- **TASK GOAL**:
All records are to be retyped faithfully and completely.

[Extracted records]
========================================
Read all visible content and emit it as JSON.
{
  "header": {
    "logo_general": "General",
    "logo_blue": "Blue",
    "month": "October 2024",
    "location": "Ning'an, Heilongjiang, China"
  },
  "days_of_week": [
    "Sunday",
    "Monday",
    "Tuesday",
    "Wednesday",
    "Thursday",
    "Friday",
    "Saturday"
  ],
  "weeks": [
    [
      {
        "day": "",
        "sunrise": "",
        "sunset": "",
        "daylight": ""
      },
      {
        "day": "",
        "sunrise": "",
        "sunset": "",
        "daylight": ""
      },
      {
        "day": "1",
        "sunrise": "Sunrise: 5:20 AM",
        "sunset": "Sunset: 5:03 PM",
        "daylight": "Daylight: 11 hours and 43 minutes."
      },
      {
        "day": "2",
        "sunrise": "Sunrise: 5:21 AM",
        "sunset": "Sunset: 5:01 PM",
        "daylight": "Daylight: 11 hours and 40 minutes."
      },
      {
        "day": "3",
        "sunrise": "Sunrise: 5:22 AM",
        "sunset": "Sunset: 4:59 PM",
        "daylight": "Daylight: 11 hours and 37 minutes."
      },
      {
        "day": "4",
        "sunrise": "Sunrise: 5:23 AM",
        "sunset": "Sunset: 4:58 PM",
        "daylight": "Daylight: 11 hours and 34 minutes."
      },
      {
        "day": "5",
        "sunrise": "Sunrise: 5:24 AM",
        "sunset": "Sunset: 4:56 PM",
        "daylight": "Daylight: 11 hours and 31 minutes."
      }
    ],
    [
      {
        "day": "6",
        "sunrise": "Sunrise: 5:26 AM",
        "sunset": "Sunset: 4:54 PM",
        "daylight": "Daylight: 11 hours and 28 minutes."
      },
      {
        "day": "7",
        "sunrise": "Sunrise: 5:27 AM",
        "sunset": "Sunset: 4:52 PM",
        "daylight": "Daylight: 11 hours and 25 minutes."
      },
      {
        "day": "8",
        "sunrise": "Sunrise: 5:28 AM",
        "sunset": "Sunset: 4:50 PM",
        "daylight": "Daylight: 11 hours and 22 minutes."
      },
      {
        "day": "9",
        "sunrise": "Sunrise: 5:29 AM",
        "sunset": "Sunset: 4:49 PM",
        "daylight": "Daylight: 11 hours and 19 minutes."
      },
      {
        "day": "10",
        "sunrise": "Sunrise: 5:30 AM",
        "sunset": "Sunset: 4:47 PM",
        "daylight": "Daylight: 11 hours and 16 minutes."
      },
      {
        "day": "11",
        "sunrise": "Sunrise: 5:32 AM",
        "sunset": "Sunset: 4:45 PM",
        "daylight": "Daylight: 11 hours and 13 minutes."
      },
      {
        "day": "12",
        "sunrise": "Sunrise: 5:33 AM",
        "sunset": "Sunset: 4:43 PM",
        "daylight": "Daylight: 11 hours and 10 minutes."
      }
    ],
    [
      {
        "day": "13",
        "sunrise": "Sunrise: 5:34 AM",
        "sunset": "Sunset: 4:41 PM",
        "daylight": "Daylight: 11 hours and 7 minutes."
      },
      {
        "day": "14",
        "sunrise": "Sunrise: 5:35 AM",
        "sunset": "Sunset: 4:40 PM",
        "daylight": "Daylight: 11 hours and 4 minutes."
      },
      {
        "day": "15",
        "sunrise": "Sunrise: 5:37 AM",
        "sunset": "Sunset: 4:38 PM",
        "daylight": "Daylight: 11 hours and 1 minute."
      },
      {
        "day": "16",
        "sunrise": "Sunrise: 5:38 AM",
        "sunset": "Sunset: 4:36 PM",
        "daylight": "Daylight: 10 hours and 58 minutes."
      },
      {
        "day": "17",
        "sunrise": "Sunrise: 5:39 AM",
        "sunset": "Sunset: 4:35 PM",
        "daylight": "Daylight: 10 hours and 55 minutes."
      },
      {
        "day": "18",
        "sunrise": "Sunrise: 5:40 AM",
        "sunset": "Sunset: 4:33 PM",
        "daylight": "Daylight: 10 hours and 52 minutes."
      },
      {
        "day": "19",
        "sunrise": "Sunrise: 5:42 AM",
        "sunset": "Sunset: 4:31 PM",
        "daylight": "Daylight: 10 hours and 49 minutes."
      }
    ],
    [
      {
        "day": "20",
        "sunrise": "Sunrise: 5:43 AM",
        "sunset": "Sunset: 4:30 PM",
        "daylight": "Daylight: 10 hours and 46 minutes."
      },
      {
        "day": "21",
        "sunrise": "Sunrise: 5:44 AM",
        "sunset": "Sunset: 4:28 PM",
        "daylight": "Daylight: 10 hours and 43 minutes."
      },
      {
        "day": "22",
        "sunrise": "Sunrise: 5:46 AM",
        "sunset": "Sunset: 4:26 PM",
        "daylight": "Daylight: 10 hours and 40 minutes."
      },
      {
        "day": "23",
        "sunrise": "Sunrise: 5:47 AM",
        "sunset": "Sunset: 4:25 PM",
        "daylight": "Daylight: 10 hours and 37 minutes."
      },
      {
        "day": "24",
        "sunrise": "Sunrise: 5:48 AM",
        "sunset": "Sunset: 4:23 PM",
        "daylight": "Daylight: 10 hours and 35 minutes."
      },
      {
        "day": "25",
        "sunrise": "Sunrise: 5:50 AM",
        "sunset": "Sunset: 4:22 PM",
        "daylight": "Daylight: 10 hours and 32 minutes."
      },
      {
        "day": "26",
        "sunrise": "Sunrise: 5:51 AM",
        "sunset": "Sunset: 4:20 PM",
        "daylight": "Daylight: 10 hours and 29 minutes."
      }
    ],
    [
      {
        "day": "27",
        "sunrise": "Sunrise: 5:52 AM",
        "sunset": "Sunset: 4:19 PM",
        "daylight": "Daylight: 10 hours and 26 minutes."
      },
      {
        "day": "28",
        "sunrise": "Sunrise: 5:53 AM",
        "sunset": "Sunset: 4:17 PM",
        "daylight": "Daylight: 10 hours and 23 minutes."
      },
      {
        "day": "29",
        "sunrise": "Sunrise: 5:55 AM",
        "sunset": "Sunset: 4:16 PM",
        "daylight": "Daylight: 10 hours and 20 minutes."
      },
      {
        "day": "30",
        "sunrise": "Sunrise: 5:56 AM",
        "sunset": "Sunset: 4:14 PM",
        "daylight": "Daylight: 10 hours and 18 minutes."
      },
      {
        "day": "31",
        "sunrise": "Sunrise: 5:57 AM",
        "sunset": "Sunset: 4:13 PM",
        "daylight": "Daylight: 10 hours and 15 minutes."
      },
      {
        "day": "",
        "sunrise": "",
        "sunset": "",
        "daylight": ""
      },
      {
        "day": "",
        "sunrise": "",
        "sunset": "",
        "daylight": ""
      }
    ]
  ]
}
========================================
- **IN RESPONSE**:
Read all visible content and emit it as JSON.
{
  "header": {
    "logo_general": "General",
    "logo_blue": "Blue",
    "month": "October 2024",
    "location": "Ning'an, Heilongjiang, China"
  },
  "days_of_week": [
    "Sunday",
    "Monday",
    "Tuesday",
    "Wednesday",
    "Thursday",
    "Friday",
    "Saturday"
  ],
  "weeks": [
    [
      {
        "day": "",
        "sunrise": "",
        "sunset": "",
        "daylight": ""
      },
      {
        "day": "",
        "sunrise": "",
        "sunset": "",
        "daylight": ""
      },
      {
        "day": "1",
        "sunrise": "Sunrise: 5:20 AM",
        "sunset": "Sunset: 5:03 PM",
        "daylight": "Daylight: 11 hours and 43 minutes."
      },
      {
        "day": "2",
        "sunrise": "Sunrise: 5:21 AM",
        "sunset": "Sunset: 5:01 PM",
        "daylight": "Daylight: 11 hours and 40 minutes."
      },
      {
        "day": "3",
        "sunrise": "Sunrise: 5:22 AM",
        "sunset": "Sunset: 4:59 PM",
        "daylight": "Daylight: 11 hours and 37 minutes."
      },
      {
        "day": "4",
        "sunrise": "Sunrise: 5:23 AM",
        "sunset": "Sunset: 4:58 PM",
        "daylight": "Daylight: 11 hours and 34 minutes."
      },
      {
        "day": "5",
        "sunrise": "Sunrise: 5:24 AM",
        "sunset": "Sunset: 4:56 PM",
        "daylight": "Daylight: 11 hours and 31 minutes."
      }
    ],
    [
      {
        "day": "6",
        "sunrise": "Sunrise: 5:26 AM",
        "sunset": "Sunset: 4:54 PM",
        "daylight": "Daylight: 11 hours and 28 minutes."
      },
      {
        "day": "7",
        "sunrise": "Sunrise: 5:27 AM",
        "sunset": "Sunset: 4:52 PM",
        "daylight": "Daylight: 11 hours and 25 minutes."
      },
      {
        "day": "8",
        "sunrise": "Sunrise: 5:28 AM",
        "sunset": "Sunset: 4:50 PM",
        "daylight": "Daylight: 11 hours and 22 minutes."
      },
      {
        "day": "9",
        "sunrise": "Sunrise: 5:29 AM",
        "sunset": "Sunset: 4:49 PM",
        "daylight": "Daylight: 11 hours and 19 minutes."
      },
      {
        "day": "10",
        "sunrise": "Sunrise: 5:30 AM",
        "sunset": "Sunset: 4:47 PM",
        "daylight": "Daylight: 11 hours and 16 minutes."
      },
      {
        "day": "11",
        "sunrise": "Sunrise: 5:32 AM",
        "sunset": "Sunset: 4:45 PM",
        "daylight": "Daylight: 11 hours and 13 minutes."
      },
      {
        "day": "12",
        "sunrise": "Sunrise: 5:33 AM",
        "sunset": "Sunset: 4:43 PM",
        "daylight": "Daylight: 11 hours and 10 minutes."
      }
    ],
    [
      {
        "day": "13",
        "sunrise": "Sunrise: 5:34 AM",
        "sunset": "Sunset: 4:41 PM",
        "daylight": "Daylight: 11 hours and 7 minutes."
      },
      {
        "day": "14",
        "sunrise": "Sunrise: 5:35 AM",
        "sunset": "Sunset: 4:40 PM",
        "daylight": "Daylight: 11 hours and 4 minutes."
      },
      {
        "day": "15",
        "sunrise": "Sunrise: 5:37 AM",
        "sunset": "Sunset: 4:38 PM",
        "daylight": "Daylight: 11 hours and 1 minute."
      },
      {
        "day": "16",
        "sunrise": "Sunrise: 5:38 AM",
        "sunset": "Sunset: 4:36 PM",
        "daylight": "Daylight: 10 hours and 58 minutes."
      },
      {
        "day": "17",
        "sunrise": "Sunrise: 5:39 AM",
        "sunset": "Sunset: 4:35 PM",
        "daylight": "Daylight: 10 hours and 55 minutes."
      },
      {
        "day": "18",
        "sunrise": "Sunrise: 5:40 AM",
        "sunset": "Sunset: 4:33 PM",
        "daylight": "Daylight: 10 hours and 52 minutes."
      },
      {
        "day": "19",
        "sunrise": "Sunrise: 5:42 AM",
        "sunset": "Sunset: 4:31 PM",
        "daylight": "Daylight: 10 hours and 49 minutes."
      }
    ],
    [
      {
        "day": "20",
        "sunrise": "Sunrise: 5:43 AM",
        "sunset": "Sunset: 4:30 PM",
        "daylight": "Daylight: 10 hours and 46 minutes."
      },
      {
        "day": "21",
        "sunrise": "Sunrise: 5:44 AM",
        "sunset": "Sunset: 4:28 PM",
        "daylight": "Daylight: 10 hours and 43 minutes."
      },
      {
        "day": "22",
        "sunrise": "Sunrise: 5:46 AM",
        "sunset": "Sunset: 4:26 PM",
        "daylight": "Daylight: 10 hours and 40 minutes."
      },
      {
        "day": "23",
        "sunrise": "Sunrise: 5:47 AM",
        "sunset": "Sunset: 4:25 PM",
        "daylight": "Daylight: 10 hours and 37 minutes."
      },
      {
        "day": "24",
        "sunrise": "Sunrise: 5:48 AM",
        "sunset": "Sunset: 4:23 PM",
        "daylight": "Daylight: 10 hours and 35 minutes."
      },
      {
        "day": "25",
        "sunrise": "Sunrise: 5:50 AM",
        "sunset": "Sunset: 4:22 PM",
        "daylight": "Daylight: 10 hours and 32 minutes."
      },
      {
        "day": "26",
        "sunrise": "Sunrise: 5:51 AM",
        "sunset": "Sunset: 4:20 PM",
        "daylight": "Daylight: 10 hours and 29 minutes."
      }
    ],
    [
      {
        "day": "27",
        "sunrise": "Sunrise: 5:52 AM",
        "sunset": "Sunset: 4:19 PM",
        "daylight": "Daylight: 10 hours and 26 minutes."
      },
      {
        "day": "28",
        "sunrise": "Sunrise: 5:53 AM",
        "sunset": "Sunset: 4:17 PM",
        "daylight": "Daylight: 10 hours and 23 minutes."
      },
      {
        "day": "29",
        "sunrise": "Sunrise: 5:55 AM",
        "sunset": "Sunset: 4:16 PM",
        "daylight": "Daylight: 10 hours and 20 minutes."
      },
      {
        "day": "30",
        "sunrise": "Sunrise: 5:56 AM",
        "sunset": "Sunset: 4:14 PM",
        "daylight": "Daylight: 10 hours and 18 minutes."
      },
      {
        "day": "31",
        "sunrise": "Sunrise: 5:57 AM",
        "sunset": "Sunset: 4:13 PM",
        "daylight": "Daylight: 10 hours and 15 minutes."
      },
      {
        "day": "",
        "sunrise": "",
        "sunset": "",
        "daylight": ""
      },
      {
        "day": "",
        "sunrise": "",
        "sunset": "",
        "daylight": ""
      }
    ]
  ]
}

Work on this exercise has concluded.